◆ Material for this exercise ◆
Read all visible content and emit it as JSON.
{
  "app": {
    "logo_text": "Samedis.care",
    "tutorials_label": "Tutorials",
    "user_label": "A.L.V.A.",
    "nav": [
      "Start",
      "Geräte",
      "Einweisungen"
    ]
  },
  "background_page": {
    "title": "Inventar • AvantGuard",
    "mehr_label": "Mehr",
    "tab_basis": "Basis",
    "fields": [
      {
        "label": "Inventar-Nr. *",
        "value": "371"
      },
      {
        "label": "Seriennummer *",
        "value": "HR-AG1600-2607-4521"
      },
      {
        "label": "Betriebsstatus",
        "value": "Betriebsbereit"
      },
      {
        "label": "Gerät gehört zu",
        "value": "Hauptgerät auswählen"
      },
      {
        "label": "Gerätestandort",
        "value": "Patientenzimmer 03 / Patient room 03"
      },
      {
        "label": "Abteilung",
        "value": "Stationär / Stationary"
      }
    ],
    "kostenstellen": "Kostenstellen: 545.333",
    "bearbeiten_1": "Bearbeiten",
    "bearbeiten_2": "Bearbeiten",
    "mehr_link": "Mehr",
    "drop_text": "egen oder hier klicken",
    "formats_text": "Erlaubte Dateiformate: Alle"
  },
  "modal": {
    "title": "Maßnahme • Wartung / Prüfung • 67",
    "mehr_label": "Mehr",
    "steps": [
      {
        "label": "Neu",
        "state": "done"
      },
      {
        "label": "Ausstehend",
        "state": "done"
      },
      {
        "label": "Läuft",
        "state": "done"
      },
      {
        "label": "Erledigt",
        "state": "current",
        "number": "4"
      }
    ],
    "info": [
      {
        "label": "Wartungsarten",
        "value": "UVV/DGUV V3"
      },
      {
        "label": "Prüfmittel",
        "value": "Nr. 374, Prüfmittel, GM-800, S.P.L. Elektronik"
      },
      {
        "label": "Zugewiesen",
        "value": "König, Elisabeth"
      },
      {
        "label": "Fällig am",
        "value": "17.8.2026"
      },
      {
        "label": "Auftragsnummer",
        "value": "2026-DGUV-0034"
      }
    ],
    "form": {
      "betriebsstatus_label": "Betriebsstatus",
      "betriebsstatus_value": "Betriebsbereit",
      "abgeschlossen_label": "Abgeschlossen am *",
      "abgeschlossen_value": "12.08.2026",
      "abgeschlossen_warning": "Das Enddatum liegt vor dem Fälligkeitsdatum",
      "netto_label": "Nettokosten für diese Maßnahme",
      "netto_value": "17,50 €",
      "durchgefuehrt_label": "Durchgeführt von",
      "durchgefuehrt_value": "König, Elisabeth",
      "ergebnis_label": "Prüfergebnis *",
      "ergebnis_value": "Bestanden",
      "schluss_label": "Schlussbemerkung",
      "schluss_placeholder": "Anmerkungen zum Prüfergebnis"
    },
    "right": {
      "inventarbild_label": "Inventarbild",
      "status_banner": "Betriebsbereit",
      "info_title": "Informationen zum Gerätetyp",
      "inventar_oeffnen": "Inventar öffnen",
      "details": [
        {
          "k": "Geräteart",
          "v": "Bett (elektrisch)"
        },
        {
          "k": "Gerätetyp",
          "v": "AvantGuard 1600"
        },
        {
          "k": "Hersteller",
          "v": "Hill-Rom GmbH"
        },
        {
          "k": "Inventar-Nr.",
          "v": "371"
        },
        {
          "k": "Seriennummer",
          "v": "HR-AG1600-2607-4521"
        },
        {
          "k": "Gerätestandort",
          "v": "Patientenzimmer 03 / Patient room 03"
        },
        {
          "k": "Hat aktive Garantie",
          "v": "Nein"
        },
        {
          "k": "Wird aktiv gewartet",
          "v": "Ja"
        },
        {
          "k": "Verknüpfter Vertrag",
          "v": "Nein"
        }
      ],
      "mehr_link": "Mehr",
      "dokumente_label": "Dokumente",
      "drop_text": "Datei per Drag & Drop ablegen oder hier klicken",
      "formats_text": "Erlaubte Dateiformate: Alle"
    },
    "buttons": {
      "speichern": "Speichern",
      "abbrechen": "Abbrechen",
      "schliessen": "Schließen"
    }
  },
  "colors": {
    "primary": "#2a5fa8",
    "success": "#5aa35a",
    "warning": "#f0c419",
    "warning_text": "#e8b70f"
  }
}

◆ Task details ◆
Give the listing again, word for word.

◆ Completed task ◆
Read all visible content and emit it as JSON.
{
  "app": {
    "logo_text": "Samedis.care",
    "tutorials_label": "Tutorials",
    "user_label": "A.L.V.A.",
    "nav": [
      "Start",
      "Geräte",
      "Einweisungen"
    ]
  },
  "background_page": {
    "title": "Inventar • AvantGuard",
    "mehr_label": "Mehr",
    "tab_basis": "Basis",
    "fields": [
      {
        "label": "Inventar-Nr. *",
        "value": "371"
      },
      {
        "label": "Seriennummer *",
        "value": "HR-AG1600-2607-4521"
      },
      {
        "label": "Betriebsstatus",
        "value": "Betriebsbereit"
      },
      {
        "label": "Gerät gehört zu",
        "value": "Hauptgerät auswählen"
      },
      {
        "label": "Gerätestandort",
        "value": "Patientenzimmer 03 / Patient room 03"
      },
      {
        "label": "Abteilung",
        "value": "Stationär / Stationary"
      }
    ],
    "kostenstellen": "Kostenstellen: 545.333",
    "bearbeiten_1": "Bearbeiten",
    "bearbeiten_2": "Bearbeiten",
    "mehr_link": "Mehr",
    "drop_text": "egen oder hier klicken",
    "formats_text": "Erlaubte Dateiformate: Alle"
  },
  "modal": {
    "title": "Maßnahme • Wartung / Prüfung • 67",
    "mehr_label": "Mehr",
    "steps": [
      {
        "label": "Neu",
        "state": "done"
      },
      {
        "label": "Ausstehend",
        "state": "done"
      },
      {
        "label": "Läuft",
        "state": "done"
      },
      {
        "label": "Erledigt",
        "state": "current",
        "number": "4"
      }
    ],
    "info": [
      {
        "label": "Wartungsarten",
        "value": "UVV/DGUV V3"
      },
      {
        "label": "Prüfmittel",
        "value": "Nr. 374, Prüfmittel, GM-800, S.P.L. Elektronik"
      },
      {
        "label": "Zugewiesen",
        "value": "König, Elisabeth"
      },
      {
        "label": "Fällig am",
        "value": "17.8.2026"
      },
      {
        "label": "Auftragsnummer",
        "value": "2026-DGUV-0034"
      }
    ],
    "form": {
      "betriebsstatus_label": "Betriebsstatus",
      "betriebsstatus_value": "Betriebsbereit",
      "abgeschlossen_label": "Abgeschlossen am *",
      "abgeschlossen_value": "12.08.2026",
      "abgeschlossen_warning": "Das Enddatum liegt vor dem Fälligkeitsdatum",
      "netto_label": "Nettokosten für diese Maßnahme",
      "netto_value": "17,50 €",
      "durchgefuehrt_label": "Durchgeführt von",
      "durchgefuehrt_value": "König, Elisabeth",
      "ergebnis_label": "Prüfergebnis *",
      "ergebnis_value": "Bestanden",
      "schluss_label": "Schlussbemerkung",
      "schluss_placeholder": "Anmerkungen zum Prüfergebnis"
    },
    "right": {
      "inventarbild_label": "Inventarbild",
      "status_banner": "Betriebsbereit",
      "info_title": "Informationen zum Gerätetyp",
      "inventar_oeffnen": "Inventar öffnen",
      "details": [
        {
          "k": "Geräteart",
          "v": "Bett (elektrisch)"
        },
        {
          "k": "Gerätetyp",
          "v": "AvantGuard 1600"
        },
        {
          "k": "Hersteller",
          "v": "Hill-Rom GmbH"
        },
        {
          "k": "Inventar-Nr.",
          "v": "371"
        },
        {
          "k": "Seriennummer",
          "v": "HR-AG1600-2607-4521"
        },
        {
          "k": "Gerätestandort",
          "v": "Patientenzimmer 03 / Patient room 03"
        },
        {
          "k": "Hat aktive Garantie",
          "v": "Nein"
        },
        {
          "k": "Wird aktiv gewartet",
          "v": "Ja"
        },
        {
          "k": "Verknüpfter Vertrag",
          "v": "Nein"
        }
      ],
      "mehr_link": "Mehr",
      "dokumente_label": "Dokumente",
      "drop_text": "Datei per Drag & Drop ablegen oder hier klicken",
      "formats_text": "Erlaubte Dateiformate: Alle"
    },
    "buttons": {
      "speichern": "Speichern",
      "abbrechen": "Abbrechen",
      "schliessen": "Schließen"
    }
  },
  "colors": {
    "primary": "#2a5fa8",
    "success": "#5aa35a",
    "warning": "#f0c419",
    "warning_text": "#e8b70f"
  }
}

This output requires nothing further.